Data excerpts
········
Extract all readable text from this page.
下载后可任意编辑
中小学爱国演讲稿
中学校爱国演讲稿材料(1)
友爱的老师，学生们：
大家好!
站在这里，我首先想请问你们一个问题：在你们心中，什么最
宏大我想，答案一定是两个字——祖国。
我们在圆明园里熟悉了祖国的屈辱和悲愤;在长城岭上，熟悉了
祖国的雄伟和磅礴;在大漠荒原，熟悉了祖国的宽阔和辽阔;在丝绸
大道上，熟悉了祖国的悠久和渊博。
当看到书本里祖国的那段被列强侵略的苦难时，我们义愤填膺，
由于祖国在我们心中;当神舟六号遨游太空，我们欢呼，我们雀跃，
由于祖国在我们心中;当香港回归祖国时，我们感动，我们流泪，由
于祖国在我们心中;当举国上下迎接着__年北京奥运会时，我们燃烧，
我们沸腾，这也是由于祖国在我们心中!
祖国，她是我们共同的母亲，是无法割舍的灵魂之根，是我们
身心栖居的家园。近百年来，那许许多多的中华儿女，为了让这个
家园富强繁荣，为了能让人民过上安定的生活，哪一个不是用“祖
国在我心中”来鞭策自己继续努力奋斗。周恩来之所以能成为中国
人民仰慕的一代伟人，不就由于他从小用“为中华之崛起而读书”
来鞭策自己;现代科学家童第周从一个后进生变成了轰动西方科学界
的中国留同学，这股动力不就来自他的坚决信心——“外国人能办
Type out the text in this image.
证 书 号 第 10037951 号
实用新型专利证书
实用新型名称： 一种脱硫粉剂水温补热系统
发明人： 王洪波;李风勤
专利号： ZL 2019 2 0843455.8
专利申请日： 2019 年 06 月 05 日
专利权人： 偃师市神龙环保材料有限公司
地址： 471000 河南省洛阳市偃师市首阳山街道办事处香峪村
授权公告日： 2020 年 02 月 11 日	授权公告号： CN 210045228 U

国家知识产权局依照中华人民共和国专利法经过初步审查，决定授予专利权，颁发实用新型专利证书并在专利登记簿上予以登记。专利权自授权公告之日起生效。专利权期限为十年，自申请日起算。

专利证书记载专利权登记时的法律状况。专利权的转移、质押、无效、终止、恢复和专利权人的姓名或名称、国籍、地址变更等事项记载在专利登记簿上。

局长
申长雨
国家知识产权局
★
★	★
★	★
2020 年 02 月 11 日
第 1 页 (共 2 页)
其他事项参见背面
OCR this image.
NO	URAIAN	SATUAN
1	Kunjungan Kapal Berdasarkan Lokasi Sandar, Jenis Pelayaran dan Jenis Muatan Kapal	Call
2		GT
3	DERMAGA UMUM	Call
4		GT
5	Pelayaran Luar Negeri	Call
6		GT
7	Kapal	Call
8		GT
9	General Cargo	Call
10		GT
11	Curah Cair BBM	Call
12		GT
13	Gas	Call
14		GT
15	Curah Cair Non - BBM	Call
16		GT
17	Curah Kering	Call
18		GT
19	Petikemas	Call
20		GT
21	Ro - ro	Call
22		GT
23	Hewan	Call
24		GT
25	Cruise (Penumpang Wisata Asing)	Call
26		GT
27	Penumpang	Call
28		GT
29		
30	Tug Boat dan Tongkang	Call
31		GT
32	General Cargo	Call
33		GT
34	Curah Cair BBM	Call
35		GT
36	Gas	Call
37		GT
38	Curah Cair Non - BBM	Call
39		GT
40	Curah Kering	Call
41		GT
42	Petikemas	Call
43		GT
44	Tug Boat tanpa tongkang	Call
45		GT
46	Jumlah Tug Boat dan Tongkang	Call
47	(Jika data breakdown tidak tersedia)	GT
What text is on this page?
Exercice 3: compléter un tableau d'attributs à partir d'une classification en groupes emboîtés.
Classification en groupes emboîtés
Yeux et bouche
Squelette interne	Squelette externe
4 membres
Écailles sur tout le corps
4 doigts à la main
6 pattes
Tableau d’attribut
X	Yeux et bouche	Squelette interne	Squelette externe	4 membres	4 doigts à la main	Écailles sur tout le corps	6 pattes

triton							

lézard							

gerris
········
Problem details -
Collect from the data above every line that includes "Kering".

Solution below -
17	Curah Kering	Call
40	Curah Kering	Call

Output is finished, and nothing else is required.